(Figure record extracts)
▶

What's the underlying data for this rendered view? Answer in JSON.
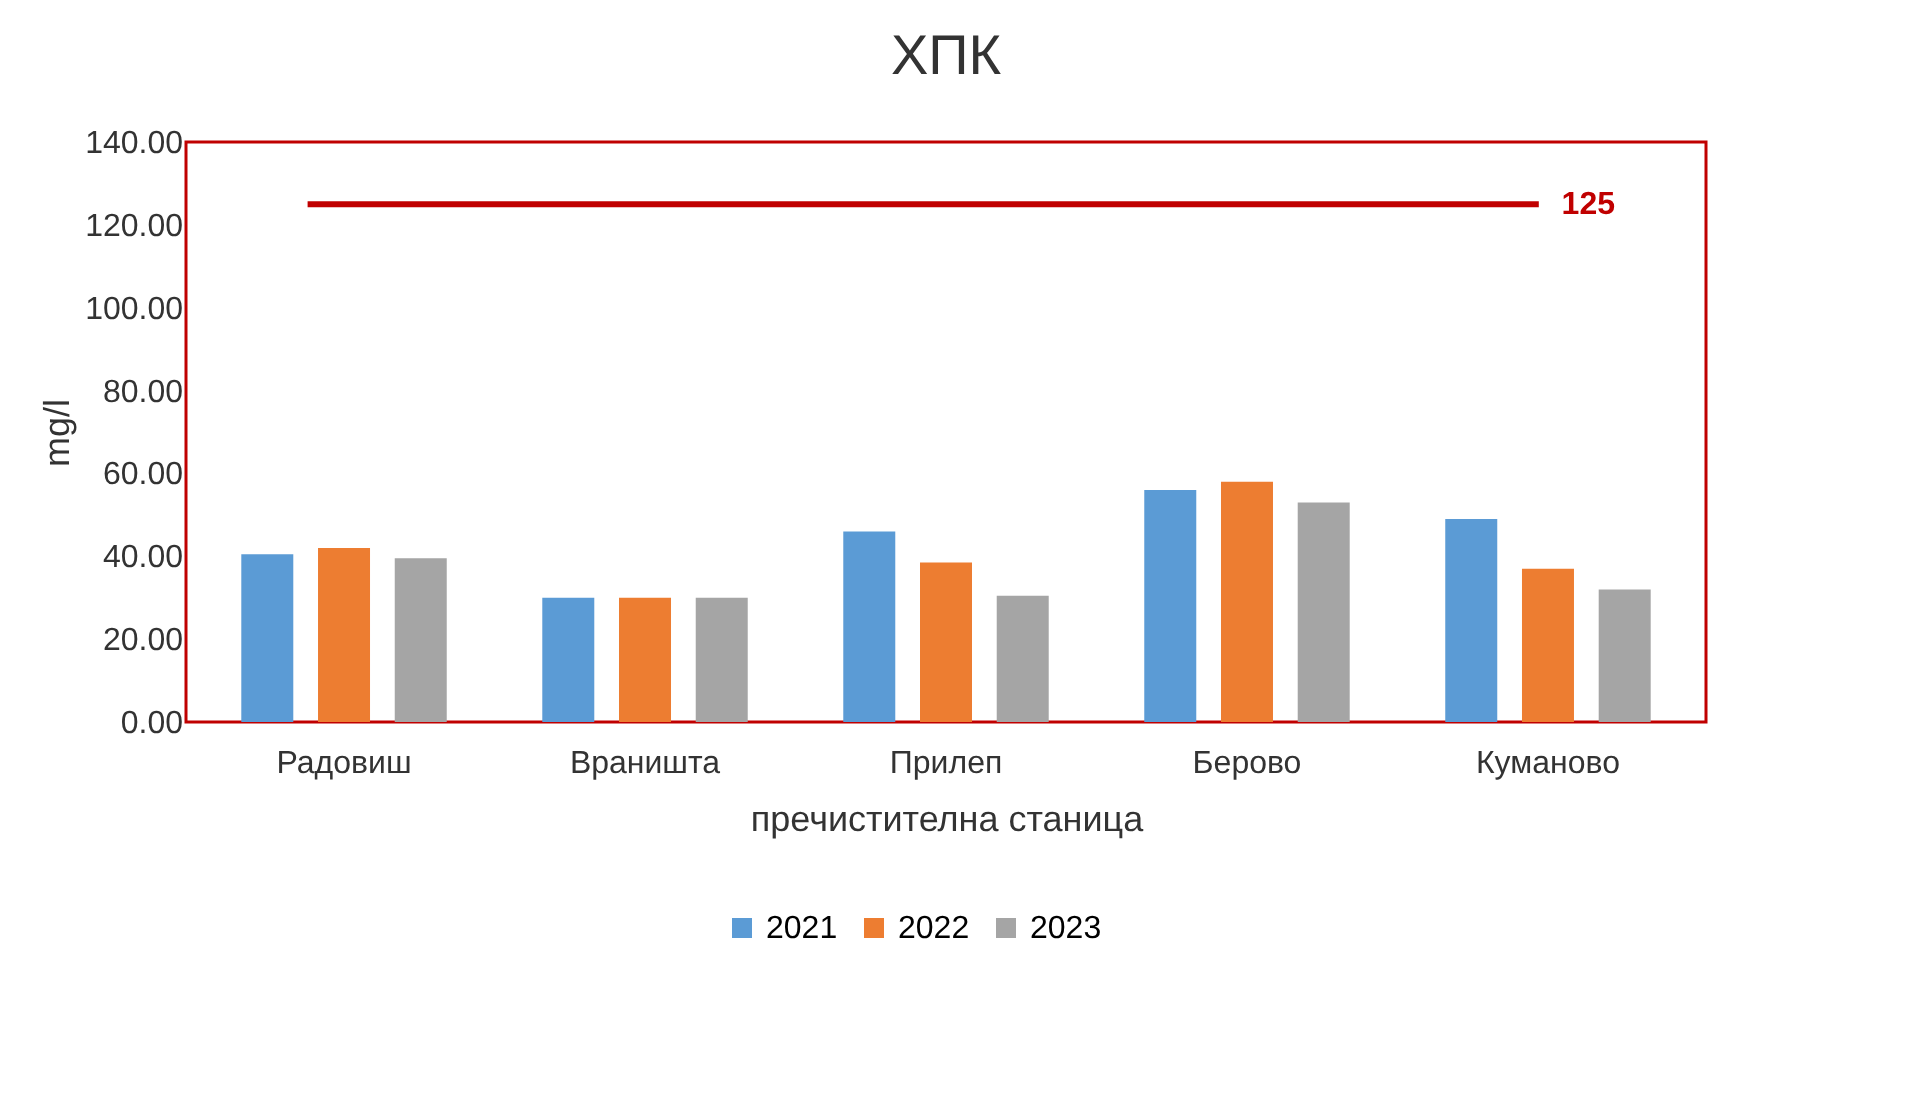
{
  "chart_data": {
    "type": "bar",
    "title": "ХПК",
    "xlabel": "пречистителна станица",
    "ylabel": "mg/l",
    "categories": [
      "Радовиш",
      "Враништа",
      "Прилеп",
      "Берово",
      "Куманово"
    ],
    "series": [
      {
        "name": "2021",
        "color": "#5b9bd5",
        "values": [
          40.5,
          30,
          46,
          56,
          49
        ]
      },
      {
        "name": "2022",
        "color": "#ed7d31",
        "values": [
          42,
          30,
          38.5,
          58,
          37
        ]
      },
      {
        "name": "2023",
        "color": "#a5a5a5",
        "values": [
          39.5,
          30,
          30.5,
          53,
          32
        ]
      }
    ],
    "ylim": [
      0,
      140
    ],
    "yticks": [
      {
        "value": 0,
        "label": "0.00"
      },
      {
        "value": 20,
        "label": "20.00"
      },
      {
        "value": 40,
        "label": "40.00"
      },
      {
        "value": 60,
        "label": "60.00"
      },
      {
        "value": 80,
        "label": "80.00"
      },
      {
        "value": 100,
        "label": "100.00"
      },
      {
        "value": 120,
        "label": "120.00"
      },
      {
        "value": 140,
        "label": "140.00"
      }
    ],
    "ref_lines": [
      {
        "axis": "y",
        "value": 125,
        "label": "125",
        "color": "#c00000"
      }
    ],
    "legend": "bottom",
    "grid": false
  }
}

◀

*EXERCISE DIRECTIONS*
Gather each line that holds "color".

*CORRECT OUTPUT*
        "color": "#5b9bd5",
        "color": "#ed7d31",
        "color": "#a5a5a5",
        "color": "#c00000"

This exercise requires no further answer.